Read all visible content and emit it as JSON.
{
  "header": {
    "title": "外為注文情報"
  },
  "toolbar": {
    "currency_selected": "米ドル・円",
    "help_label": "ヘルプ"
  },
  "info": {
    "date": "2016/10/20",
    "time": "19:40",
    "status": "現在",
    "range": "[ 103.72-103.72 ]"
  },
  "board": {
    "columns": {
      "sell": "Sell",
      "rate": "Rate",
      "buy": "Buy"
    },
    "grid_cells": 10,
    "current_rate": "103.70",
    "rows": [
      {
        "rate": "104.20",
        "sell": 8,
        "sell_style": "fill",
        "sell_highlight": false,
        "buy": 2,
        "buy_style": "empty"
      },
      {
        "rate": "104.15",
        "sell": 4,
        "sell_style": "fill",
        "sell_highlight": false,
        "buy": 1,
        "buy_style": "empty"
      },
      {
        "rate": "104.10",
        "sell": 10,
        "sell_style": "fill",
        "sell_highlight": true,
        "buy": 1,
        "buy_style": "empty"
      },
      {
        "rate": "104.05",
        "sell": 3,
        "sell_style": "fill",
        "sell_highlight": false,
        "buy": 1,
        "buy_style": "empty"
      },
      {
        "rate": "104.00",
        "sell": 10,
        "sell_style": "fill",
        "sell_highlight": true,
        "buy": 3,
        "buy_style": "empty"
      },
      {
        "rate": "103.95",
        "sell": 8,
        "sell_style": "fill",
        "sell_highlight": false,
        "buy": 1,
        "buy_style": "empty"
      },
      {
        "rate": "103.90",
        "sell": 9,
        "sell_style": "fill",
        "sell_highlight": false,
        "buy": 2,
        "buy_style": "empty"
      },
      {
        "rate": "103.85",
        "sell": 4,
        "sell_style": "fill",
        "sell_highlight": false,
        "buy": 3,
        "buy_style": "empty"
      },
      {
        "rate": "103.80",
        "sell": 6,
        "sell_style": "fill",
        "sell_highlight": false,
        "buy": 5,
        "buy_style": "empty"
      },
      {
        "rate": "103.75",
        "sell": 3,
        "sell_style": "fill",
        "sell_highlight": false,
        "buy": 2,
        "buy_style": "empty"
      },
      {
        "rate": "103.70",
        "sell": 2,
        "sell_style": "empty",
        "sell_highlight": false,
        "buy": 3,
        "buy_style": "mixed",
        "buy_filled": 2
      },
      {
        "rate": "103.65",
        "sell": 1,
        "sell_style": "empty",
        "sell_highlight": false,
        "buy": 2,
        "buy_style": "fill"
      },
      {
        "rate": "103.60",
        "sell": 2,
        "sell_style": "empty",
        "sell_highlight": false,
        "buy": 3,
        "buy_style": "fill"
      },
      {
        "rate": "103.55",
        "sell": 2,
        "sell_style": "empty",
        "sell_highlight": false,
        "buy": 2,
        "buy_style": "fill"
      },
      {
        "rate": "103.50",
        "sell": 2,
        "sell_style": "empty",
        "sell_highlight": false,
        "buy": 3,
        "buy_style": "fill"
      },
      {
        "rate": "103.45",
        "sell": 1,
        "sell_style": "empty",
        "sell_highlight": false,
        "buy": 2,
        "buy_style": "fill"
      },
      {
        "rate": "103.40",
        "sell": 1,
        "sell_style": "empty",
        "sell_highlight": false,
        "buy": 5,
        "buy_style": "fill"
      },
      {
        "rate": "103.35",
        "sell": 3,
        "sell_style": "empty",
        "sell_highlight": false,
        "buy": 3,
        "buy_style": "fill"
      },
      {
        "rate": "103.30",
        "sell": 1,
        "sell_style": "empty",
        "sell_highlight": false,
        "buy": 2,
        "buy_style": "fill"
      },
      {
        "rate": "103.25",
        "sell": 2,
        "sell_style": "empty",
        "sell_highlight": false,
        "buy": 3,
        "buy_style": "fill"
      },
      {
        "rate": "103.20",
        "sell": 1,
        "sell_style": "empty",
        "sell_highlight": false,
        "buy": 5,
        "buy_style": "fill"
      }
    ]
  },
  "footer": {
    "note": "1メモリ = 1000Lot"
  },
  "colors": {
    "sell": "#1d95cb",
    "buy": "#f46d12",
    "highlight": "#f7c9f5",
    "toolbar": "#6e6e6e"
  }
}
════════
Written instruction –
Reproduce the listing above word for word.

Complete response –
Read all visible content and emit it as JSON.
{
  "header": {
    "title": "外為注文情報"
  },
  "toolbar": {
    "currency_selected": "米ドル・円",
    "help_label": "ヘルプ"
  },
  "info": {
    "date": "2016/10/20",
    "time": "19:40",
    "status": "現在",
    "range": "[ 103.72-103.72 ]"
  },
  "board": {
    "columns": {
      "sell": "Sell",
      "rate": "Rate",
      "buy": "Buy"
    },
    "grid_cells": 10,
    "current_rate": "103.70",
    "rows": [
      {
        "rate": "104.20",
        "sell": 8,
        "sell_style": "fill",
        "sell_highlight": false,
        "buy": 2,
        "buy_style": "empty"
      },
      {
        "rate": "104.15",
        "sell": 4,
        "sell_style": "fill",
        "sell_highlight": false,
        "buy": 1,
        "buy_style": "empty"
      },
      {
        "rate": "104.10",
        "sell": 10,
        "sell_style": "fill",
        "sell_highlight": true,
        "buy": 1,
        "buy_style": "empty"
      },
      {
        "rate": "104.05",
        "sell": 3,
        "sell_style": "fill",
        "sell_highlight": false,
        "buy": 1,
        "buy_style": "empty"
      },
      {
        "rate": "104.00",
        "sell": 10,
        "sell_style": "fill",
        "sell_highlight": true,
        "buy": 3,
        "buy_style": "empty"
      },
      {
        "rate": "103.95",
        "sell": 8,
        "sell_style": "fill",
        "sell_highlight": false,
        "buy": 1,
        "buy_style": "empty"
      },
      {
        "rate": "103.90",
        "sell": 9,
        "sell_style": "fill",
        "sell_highlight": false,
        "buy": 2,
        "buy_style": "empty"
      },
      {
        "rate": "103.85",
        "sell": 4,
        "sell_style": "fill",
        "sell_highlight": false,
        "buy": 3,
        "buy_style": "empty"
      },
      {
        "rate": "103.80",
        "sell": 6,
        "sell_style": "fill",
        "sell_highlight": false,
        "buy": 5,
        "buy_style": "empty"
      },
      {
        "rate": "103.75",
        "sell": 3,
        "sell_style": "fill",
        "sell_highlight": false,
        "buy": 2,
        "buy_style": "empty"
      },
      {
        "rate": "103.70",
        "sell": 2,
        "sell_style": "empty",
        "sell_highlight": false,
        "buy": 3,
        "buy_style": "mixed",
        "buy_filled": 2
      },
      {
        "rate": "103.65",
        "sell": 1,
        "sell_style": "empty",
        "sell_highlight": false,
        "buy": 2,
        "buy_style": "fill"
      },
      {
        "rate": "103.60",
        "sell": 2,
        "sell_style": "empty",
        "sell_highlight": false,
        "buy": 3,
        "buy_style": "fill"
      },
      {
        "rate": "103.55",
        "sell": 2,
        "sell_style": "empty",
        "sell_highlight": false,
        "buy": 2,
        "buy_style": "fill"
      },
      {
        "rate": "103.50",
        "sell": 2,
        "sell_style": "empty",
        "sell_highlight": false,
        "buy": 3,
        "buy_style": "fill"
      },
      {
        "rate": "103.45",
        "sell": 1,
        "sell_style": "empty",
        "sell_highlight": false,
        "buy": 2,
        "buy_style": "fill"
      },
      {
        "rate": "103.40",
        "sell": 1,
        "sell_style": "empty",
        "sell_highlight": false,
        "buy": 5,
        "buy_style": "fill"
      },
      {
        "rate": "103.35",
        "sell": 3,
        "sell_style": "empty",
        "sell_highlight": false,
        "buy": 3,
        "buy_style": "fill"
      },
      {
        "rate": "103.30",
        "sell": 1,
        "sell_style": "empty",
        "sell_highlight": false,
        "buy": 2,
        "buy_style": "fill"
      },
      {
        "rate": "103.25",
        "sell": 2,
        "sell_style": "empty",
        "sell_highlight": false,
        "buy": 3,
        "buy_style": "fill"
      },
      {
        "rate": "103.20",
        "sell": 1,
        "sell_style": "empty",
        "sell_highlight": false,
        "buy": 5,
        "buy_style": "fill"
      }
    ]
  },
  "footer": {
    "note": "1メモリ = 1000Lot"
  },
  "colors": {
    "sell": "#1d95cb",
    "buy": "#f46d12",
    "highlight": "#f7c9f5",
    "toolbar": "#6e6e6e"
  }
}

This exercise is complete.